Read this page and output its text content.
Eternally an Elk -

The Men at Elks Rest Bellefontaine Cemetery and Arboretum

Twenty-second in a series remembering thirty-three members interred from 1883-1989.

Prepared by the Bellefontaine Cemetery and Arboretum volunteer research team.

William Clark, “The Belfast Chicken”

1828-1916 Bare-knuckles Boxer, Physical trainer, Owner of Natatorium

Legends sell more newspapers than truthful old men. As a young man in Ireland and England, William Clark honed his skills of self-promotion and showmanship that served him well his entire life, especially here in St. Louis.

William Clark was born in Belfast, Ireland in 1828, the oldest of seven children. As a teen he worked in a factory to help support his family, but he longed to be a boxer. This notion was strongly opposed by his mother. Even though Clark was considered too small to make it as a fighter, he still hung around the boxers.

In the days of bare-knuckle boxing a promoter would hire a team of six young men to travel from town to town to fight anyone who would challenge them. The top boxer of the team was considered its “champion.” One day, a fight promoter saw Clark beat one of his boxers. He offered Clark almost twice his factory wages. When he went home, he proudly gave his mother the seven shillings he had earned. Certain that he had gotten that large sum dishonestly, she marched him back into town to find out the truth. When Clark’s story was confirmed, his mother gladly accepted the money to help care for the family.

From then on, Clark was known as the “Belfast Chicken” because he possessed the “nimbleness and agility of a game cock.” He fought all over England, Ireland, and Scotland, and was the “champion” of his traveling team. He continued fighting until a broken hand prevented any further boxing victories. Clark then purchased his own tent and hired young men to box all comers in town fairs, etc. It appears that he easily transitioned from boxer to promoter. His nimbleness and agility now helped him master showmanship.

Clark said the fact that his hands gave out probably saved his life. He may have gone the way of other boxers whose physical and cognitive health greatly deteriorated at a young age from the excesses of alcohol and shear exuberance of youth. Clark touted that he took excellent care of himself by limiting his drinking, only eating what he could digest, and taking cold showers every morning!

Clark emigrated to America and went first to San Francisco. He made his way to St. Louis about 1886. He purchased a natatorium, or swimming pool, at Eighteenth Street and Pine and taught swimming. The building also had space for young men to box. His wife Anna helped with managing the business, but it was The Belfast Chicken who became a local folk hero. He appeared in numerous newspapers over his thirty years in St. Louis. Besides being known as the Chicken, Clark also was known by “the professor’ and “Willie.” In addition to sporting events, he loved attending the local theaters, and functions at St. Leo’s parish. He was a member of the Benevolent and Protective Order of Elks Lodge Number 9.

== == ==

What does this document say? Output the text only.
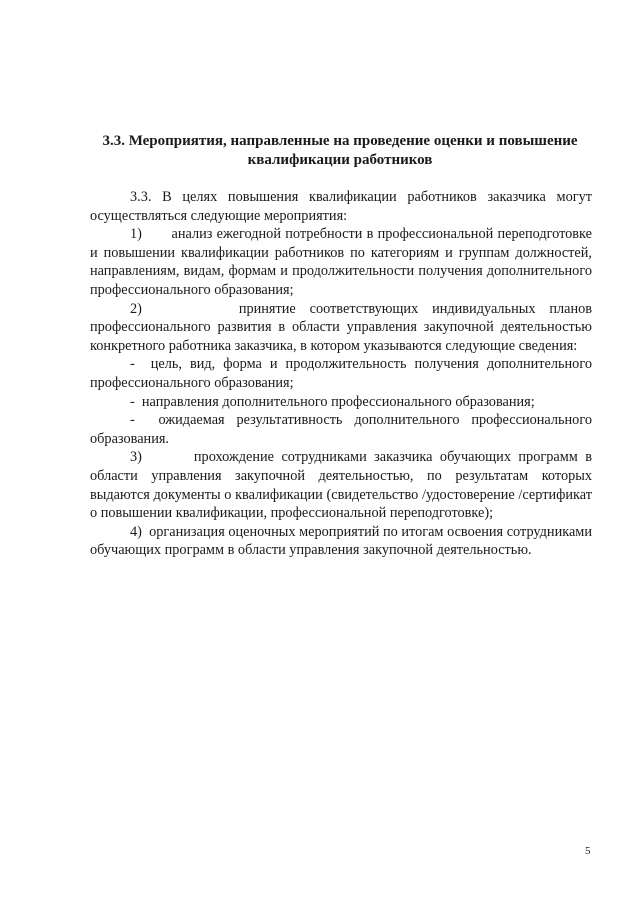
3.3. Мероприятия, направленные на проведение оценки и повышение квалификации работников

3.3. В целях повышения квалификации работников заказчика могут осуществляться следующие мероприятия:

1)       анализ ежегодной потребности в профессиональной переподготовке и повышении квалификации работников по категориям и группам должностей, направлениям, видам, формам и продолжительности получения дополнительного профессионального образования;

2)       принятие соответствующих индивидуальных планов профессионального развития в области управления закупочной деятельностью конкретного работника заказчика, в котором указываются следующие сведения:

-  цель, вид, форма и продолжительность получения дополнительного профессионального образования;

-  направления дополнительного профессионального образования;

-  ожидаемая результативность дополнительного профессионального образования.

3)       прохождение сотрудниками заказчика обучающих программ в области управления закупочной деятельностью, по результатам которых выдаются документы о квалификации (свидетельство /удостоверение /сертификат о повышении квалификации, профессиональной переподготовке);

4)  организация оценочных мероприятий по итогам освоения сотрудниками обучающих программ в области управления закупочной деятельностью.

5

== == ==

What you are asked to do
Only the number is wanted: how many lines above include the word "работников"?

Solution to this exercise
3